[Excerpt to read — start]

Role of National and Local Governments


At the same time, they should engage local governments in a dialogue to define and prioritize environmental challenges. Local governments, in turn, need to solicit citizen participation in defining the challenges and establishing action plans. Finally, environmental and local government legislation should clearly define the respective roles and responsibilities of these levels of government while underlining the consultative relationship that ought to exist between national ministries and increasingly decentralized regional and local authorities.

Monitoring and Compliance


It is a daunting task to begin scientific environmental monitoring, so efforts should initially focus on the most damaging wastes and industries to prevent from being overwhelmed. Reliable field surveys on industrial generation and disposal will help to pinpoint the most pressing needs, as well as estimate the scale and scope of the problem throughout the city. To attract the specialists needed to conduct analyses, the public sector should invest in training and build a career ladder for environmental technicians

Contd.

[Excerpt to read — finish]
[Dataset — start]

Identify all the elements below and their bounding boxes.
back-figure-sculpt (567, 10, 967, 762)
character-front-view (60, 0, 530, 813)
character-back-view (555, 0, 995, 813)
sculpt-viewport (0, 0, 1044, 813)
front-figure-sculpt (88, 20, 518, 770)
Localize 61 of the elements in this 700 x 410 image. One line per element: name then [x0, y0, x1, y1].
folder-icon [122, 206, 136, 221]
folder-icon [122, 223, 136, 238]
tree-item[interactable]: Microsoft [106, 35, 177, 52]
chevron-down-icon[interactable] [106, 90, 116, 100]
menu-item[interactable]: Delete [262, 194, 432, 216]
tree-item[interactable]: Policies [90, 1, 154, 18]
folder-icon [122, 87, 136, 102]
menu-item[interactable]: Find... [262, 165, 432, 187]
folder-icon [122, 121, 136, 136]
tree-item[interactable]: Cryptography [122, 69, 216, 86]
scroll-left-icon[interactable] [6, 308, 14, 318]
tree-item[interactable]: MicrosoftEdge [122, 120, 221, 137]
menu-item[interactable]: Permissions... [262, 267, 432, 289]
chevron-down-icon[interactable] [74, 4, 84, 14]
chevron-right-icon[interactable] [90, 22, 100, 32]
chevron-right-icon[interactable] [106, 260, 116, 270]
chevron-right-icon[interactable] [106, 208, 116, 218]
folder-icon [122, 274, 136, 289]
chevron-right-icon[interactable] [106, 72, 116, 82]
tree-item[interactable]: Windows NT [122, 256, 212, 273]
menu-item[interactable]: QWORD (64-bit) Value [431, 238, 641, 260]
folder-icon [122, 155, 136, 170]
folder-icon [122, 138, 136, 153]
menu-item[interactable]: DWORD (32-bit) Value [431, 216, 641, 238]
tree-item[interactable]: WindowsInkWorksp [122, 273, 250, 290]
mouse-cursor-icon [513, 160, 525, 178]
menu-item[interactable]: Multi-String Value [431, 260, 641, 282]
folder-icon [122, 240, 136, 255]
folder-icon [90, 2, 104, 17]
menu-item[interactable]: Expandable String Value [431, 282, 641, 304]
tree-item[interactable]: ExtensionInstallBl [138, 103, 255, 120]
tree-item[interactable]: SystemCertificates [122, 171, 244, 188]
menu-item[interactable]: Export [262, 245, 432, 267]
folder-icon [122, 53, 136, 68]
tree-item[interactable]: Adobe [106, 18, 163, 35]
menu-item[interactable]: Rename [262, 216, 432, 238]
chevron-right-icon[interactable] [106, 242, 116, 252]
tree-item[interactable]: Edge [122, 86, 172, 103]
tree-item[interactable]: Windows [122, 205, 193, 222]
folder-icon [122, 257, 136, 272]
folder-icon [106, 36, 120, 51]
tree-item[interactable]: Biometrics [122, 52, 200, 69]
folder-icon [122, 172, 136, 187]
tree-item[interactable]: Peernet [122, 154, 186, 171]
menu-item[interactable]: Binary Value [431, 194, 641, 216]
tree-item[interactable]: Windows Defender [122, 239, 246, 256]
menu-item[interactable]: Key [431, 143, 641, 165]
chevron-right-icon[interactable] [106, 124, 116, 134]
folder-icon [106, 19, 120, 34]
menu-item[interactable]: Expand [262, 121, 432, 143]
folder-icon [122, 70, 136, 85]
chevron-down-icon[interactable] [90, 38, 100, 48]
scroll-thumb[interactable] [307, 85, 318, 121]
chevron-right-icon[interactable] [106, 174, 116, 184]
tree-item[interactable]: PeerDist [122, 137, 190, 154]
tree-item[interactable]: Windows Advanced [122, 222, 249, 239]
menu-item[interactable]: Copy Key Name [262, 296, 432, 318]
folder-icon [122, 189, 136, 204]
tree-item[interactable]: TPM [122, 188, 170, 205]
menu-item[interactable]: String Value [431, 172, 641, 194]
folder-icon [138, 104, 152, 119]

[Dataset — finish]

(Exercise 1)
According to the excerpt on government roles and environmental monitoring, where should environmental monitoring efforts initially focus?
(Exercise 2)
From the excerpt on government roles and environmental monitoring, reproduce everything from "Role of National" down to "and local authorities.".

(Answer box 1)
On the most damaging wastes and industries.

(Answer box 2)
Role of National and Local Governments


At the same time, they should engage local governments in a dialogue to define and prioritize environmental challenges. Local governments, in turn, need to solicit citizen participation in defining the challenges and establishing action plans. Finally, environmental and local government legislation should clearly define the respective roles and responsibilities of these levels of government while underlining the consultative relationship that ought to exist between national ministries and increasingly decentralized regional and local authorities.